What to produce >> In the passage on immutable infrastructure, how does the writer define configuration?

Immutable Infrastructure is one of those operational concepts that has been very popular, at least in conference talks. The idea isn’t particularly new, I remember building “golden images” in the 90’s. But there’s no doubt that the web, the rate of change and the tooling to support it has put the core concepts en vogue again. But is what we’re doing really immutable? I feel like it’s not. And while it may be a simple argument over words, we use the benefits of immutability in our arguments without any of the consequences that design choice incurs.
I often hear the argument that configuration management is on its way out, now that we’re ready to usher in an era of “immutable” infrastructure. You don’t push out new configurations, you build new images with the new configuration baked in and replace the existing nodes. How do we define configuration? That answer is simultaneously as concreate and maleable. I define configuration as
The applications, libraries, users, data and settings that are necessary to deliver the intended functionality of an application.
That’s a fairly broad definition, but so is configuration! Configuration management is the process (or absence of process) for managing the components in this list. Therefore if any one of these items is modified, that constitutes not just a change to your configuration, but a changer to your infrastructure as well.
Since we’ve defined configuration, what do we mean by immutability? (Or what do we as an industry mean by it) The traditional definition is
Not subject or susceptible to change or variation in form or quality or nature.
In the industry we boil it down to the basic meaning of “once it’s set, it never changes. A string is often immutable in programming languages. Though we give strings the appearance of mutability, in reality it’s a parlor trick to simplify development. But if you tell a developer that strings are immutable, it conveys a specific set of rules and the consequences for those rules.
What doe these definitions mean in practice? Let’s pretend it’s a normal Tuesday. There’s a 60% chance there’s a new OpenSSL package out and you need to update it. Rolling out a new OpenSSL package by creating a new image for your systems seems like a reasonable methodology. Now there’s a known good configuration of our system that we can replicate like-for-like in the environment. If you’re particularly good at it, getting the change rolled out takes you 30 minutes. (Making the change, pushing it, kicking off the image build process and then replacing, while dialing down traffic) For the rest of us mere mortals, it’s probably closer to a couple of hours. But regardless of time, immutable infrastructure wins!
Now lets pretend we’re in our testing environment. This obviously has a different set of nodes it communicates with vs production, so our configuration is different. We don’t want to maintain to separate images, one for production one for testing because that would rob us of our feeling of certainty about the images being the same. Of course we solve this with service discovery! Now instead of baking this configuration into the application, our nodes can use tools like Consul and Eureka to find the nodes it needs to communicate with. The image remains the same, but the applications configured on the image are neatly updated for reflect their running environment.
But isn’t that a change? And the definition of immutable was that the server doesn’t change. Are we more concerned that OpenSSL stays on the same version than we are about what database server an instance is talking to? I’m sure in the halls of Google, Netflix and LinkedIn, a point release of a library could have catastrophic consequences. But if you asked most of the industry “What frightens you more? Updating to the latest version of OpenSSL or updating worker_threads from 4 to 40?” I imagine most of us would choose the latter with absolutely zero context around what worker_threads is. Let’s wave our magic wand though and say service discovery has also relieved us of this particular concern. Let’s move on to something more basic, like user management.

Given material >>
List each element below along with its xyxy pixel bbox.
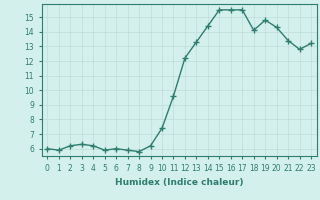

Reply >> As the applications, libraries, users, data and settings that are necessary to deliver the intended functionality of an application.